(TASK STATEMENT): Write out every line of the material as it stands, apart from the pictures.

(SOURCE DATA):

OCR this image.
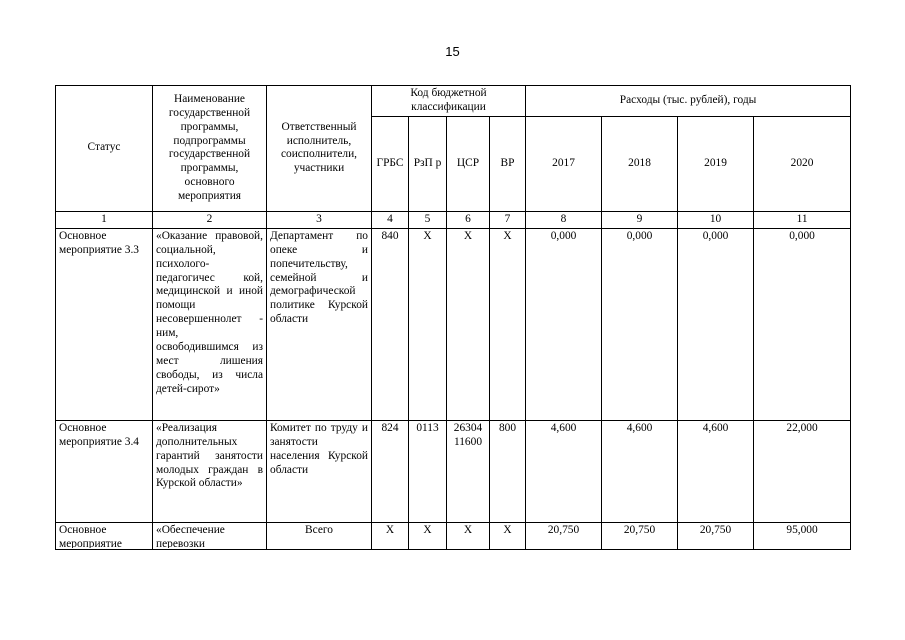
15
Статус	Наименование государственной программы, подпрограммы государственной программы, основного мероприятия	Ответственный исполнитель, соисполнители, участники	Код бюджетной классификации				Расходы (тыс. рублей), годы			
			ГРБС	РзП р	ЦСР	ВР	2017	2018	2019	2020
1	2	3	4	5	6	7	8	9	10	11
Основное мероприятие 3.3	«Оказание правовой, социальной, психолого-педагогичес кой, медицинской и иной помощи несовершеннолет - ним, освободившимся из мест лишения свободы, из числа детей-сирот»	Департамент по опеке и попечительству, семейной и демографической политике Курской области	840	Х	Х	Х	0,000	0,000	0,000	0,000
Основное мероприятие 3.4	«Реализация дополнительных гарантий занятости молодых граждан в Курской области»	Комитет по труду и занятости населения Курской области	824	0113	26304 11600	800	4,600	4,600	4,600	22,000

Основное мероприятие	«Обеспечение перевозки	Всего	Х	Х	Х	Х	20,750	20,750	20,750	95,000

(ANSWER IN FULL):
OCR this image.
15
Статус	Наименование государственной программы, подпрограммы государственной программы, основного мероприятия	Ответственный исполнитель, соисполнители, участники	Код бюджетной классификации				Расходы (тыс. рублей), годы			
			ГРБС	РзП р	ЦСР	ВР	2017	2018	2019	2020
1	2	3	4	5	6	7	8	9	10	11
Основное мероприятие 3.3	«Оказание правовой, социальной, психолого-педагогичес кой, медицинской и иной помощи несовершеннолет - ним, освободившимся из мест лишения свободы, из числа детей-сирот»	Департамент по опеке и попечительству, семейной и демографической политике Курской области	840	Х	Х	Х	0,000	0,000	0,000	0,000
Основное мероприятие 3.4	«Реализация дополнительных гарантий занятости молодых граждан в Курской области»	Комитет по труду и занятости населения Курской области	824	0113	26304 11600	800	4,600	4,600	4,600	22,000

Основное мероприятие	«Обеспечение перевозки	Всего	Х	Х	Х	Х	20,750	20,750	20,750	95,000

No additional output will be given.